Collection entries
## Start

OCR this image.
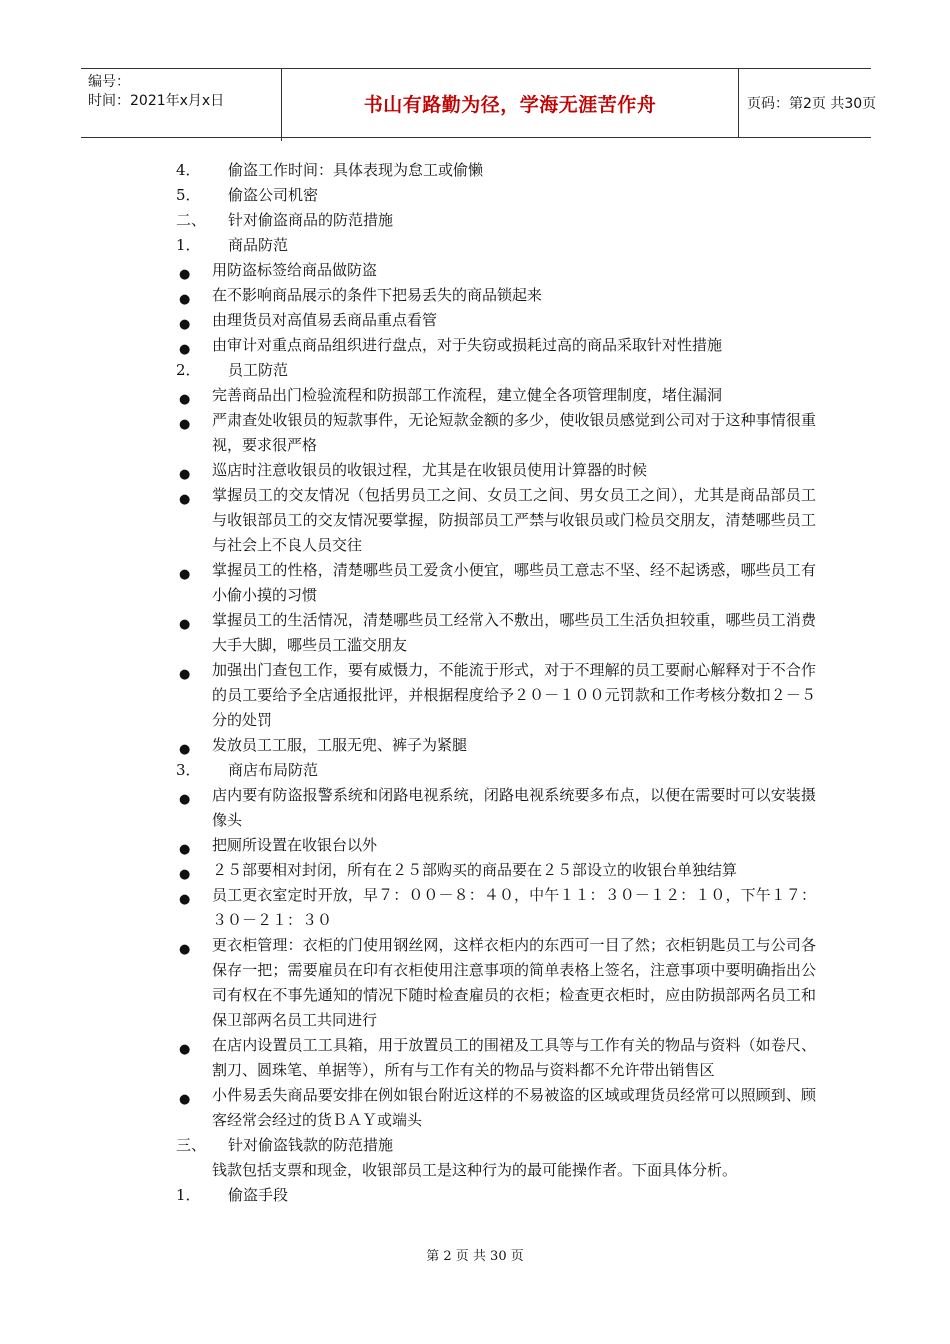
编号：
时间：2021年x月x日	书山有路勤为径，学海无涯苦作舟	页码：第2页 共30页
4． 偷盗工作时间：具体表现为怠工或偷懒
5． 偷盗公司机密
二、 针对偷盗商品的防范措施
1． 商品防范
● 用防盗标签给商品做防盗
● 在不影响商品展示的条件下把易丢失的商品锁起来
● 由理货员对高值易丢商品重点看管
● 由审计对重点商品组织进行盘点，对于失窃或损耗过高的商品采取针对性措施
2． 员工防范
● 完善商品出门检验流程和防损部工作流程，建立健全各项管理制度，堵住漏洞
● 严肃查处收银员的短款事件，无论短款金额的多少，使收银员感觉到公司对于这种事情很重视，要求很严格
● 巡店时注意收银员的收银过程，尤其是在收银员使用计算器的时候
● 掌握员工的交友情况（包括男员工之间、女员工之间、男女员工之间），尤其是商品部员工与收银部员工的交友情况要掌握，防损部员工严禁与收银员或门检员交朋友，清楚哪些员工与社会上不良人员交往
● 掌握员工的性格，清楚哪些员工爱贪小便宜，哪些员工意志不坚、经不起诱惑，哪些员工有小偷小摸的习惯
● 掌握员工的生活情况，清楚哪些员工经常入不敷出，哪些员工生活负担较重，哪些员工消费大手大脚，哪些员工滥交朋友
● 加强出门查包工作，要有威慑力，不能流于形式，对于不理解的员工要耐心解释对于不合作的员工要给予全店通报批评，并根据程度给予２０－１００元罚款和工作考核分数扣２－５分的处罚
● 发放员工工服，工服无兜、裤子为紧腿
3． 商店布局防范
● 店内要有防盗报警系统和闭路电视系统，闭路电视系统要多布点，以便在需要时可以安装摄像头
● 把厕所设置在收银台以外
● ２５部要相对封闭，所有在２５部购买的商品要在２５部设立的收银台单独结算
● 员工更衣室定时开放，早７：００－８：４０，中午１１：３０－１２：１０，下午１７：３０－２１：３０
● 更衣柜管理：衣柜的门使用钢丝网，这样衣柜内的东西可一目了然；衣柜钥匙员工与公司各保存一把；需要雇员在印有衣柜使用注意事项的简单表格上签名，注意事项中要明确指出公司有权在不事先通知的情况下随时检查雇员的衣柜；检查更衣柜时，应由防损部两名员工和保卫部两名员工共同进行
● 在店内设置员工工具箱，用于放置员工的围裙及工具等与工作有关的物品与资料（如卷尺、割刀、圆珠笔、单据等），所有与工作有关的物品与资料都不允许带出销售区
● 小件易丢失商品要安排在例如银台附近这样的不易被盗的区域或理货员经常可以照顾到、顾客经常会经过的货ＢＡＹ或端头
三、 针对偷盗钱款的防范措施
钱款包括支票和现金，收银部员工是这种行为的最可能操作者。下面具体分析。
1． 偷盗手段
第 2 页 共 30 页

## End

**Short task:** Make an exact reproduction of the listing above, without any pictures.

**Answer to the exercise:**
OCR this image.
编号：
时间：2021年x月x日	书山有路勤为径，学海无涯苦作舟	页码：第2页 共30页
4． 偷盗工作时间：具体表现为怠工或偷懒
5． 偷盗公司机密
二、 针对偷盗商品的防范措施
1． 商品防范
● 用防盗标签给商品做防盗
● 在不影响商品展示的条件下把易丢失的商品锁起来
● 由理货员对高值易丢商品重点看管
● 由审计对重点商品组织进行盘点，对于失窃或损耗过高的商品采取针对性措施
2． 员工防范
● 完善商品出门检验流程和防损部工作流程，建立健全各项管理制度，堵住漏洞
● 严肃查处收银员的短款事件，无论短款金额的多少，使收银员感觉到公司对于这种事情很重视，要求很严格
● 巡店时注意收银员的收银过程，尤其是在收银员使用计算器的时候
● 掌握员工的交友情况（包括男员工之间、女员工之间、男女员工之间），尤其是商品部员工与收银部员工的交友情况要掌握，防损部员工严禁与收银员或门检员交朋友，清楚哪些员工与社会上不良人员交往
● 掌握员工的性格，清楚哪些员工爱贪小便宜，哪些员工意志不坚、经不起诱惑，哪些员工有小偷小摸的习惯
● 掌握员工的生活情况，清楚哪些员工经常入不敷出，哪些员工生活负担较重，哪些员工消费大手大脚，哪些员工滥交朋友
● 加强出门查包工作，要有威慑力，不能流于形式，对于不理解的员工要耐心解释对于不合作的员工要给予全店通报批评，并根据程度给予２０－１００元罚款和工作考核分数扣２－５分的处罚
● 发放员工工服，工服无兜、裤子为紧腿
3． 商店布局防范
● 店内要有防盗报警系统和闭路电视系统，闭路电视系统要多布点，以便在需要时可以安装摄像头
● 把厕所设置在收银台以外
● ２５部要相对封闭，所有在２５部购买的商品要在２５部设立的收银台单独结算
● 员工更衣室定时开放，早７：００－８：４０，中午１１：３０－１２：１０，下午１７：３０－２１：３０
● 更衣柜管理：衣柜的门使用钢丝网，这样衣柜内的东西可一目了然；衣柜钥匙员工与公司各保存一把；需要雇员在印有衣柜使用注意事项的简单表格上签名，注意事项中要明确指出公司有权在不事先通知的情况下随时检查雇员的衣柜；检查更衣柜时，应由防损部两名员工和保卫部两名员工共同进行
● 在店内设置员工工具箱，用于放置员工的围裙及工具等与工作有关的物品与资料（如卷尺、割刀、圆珠笔、单据等），所有与工作有关的物品与资料都不允许带出销售区
● 小件易丢失商品要安排在例如银台附近这样的不易被盗的区域或理货员经常可以照顾到、顾客经常会经过的货ＢＡＹ或端头
三、 针对偷盗钱款的防范措施
钱款包括支票和现金，收银部员工是这种行为的最可能操作者。下面具体分析。
1． 偷盗手段
第 2 页 共 30 页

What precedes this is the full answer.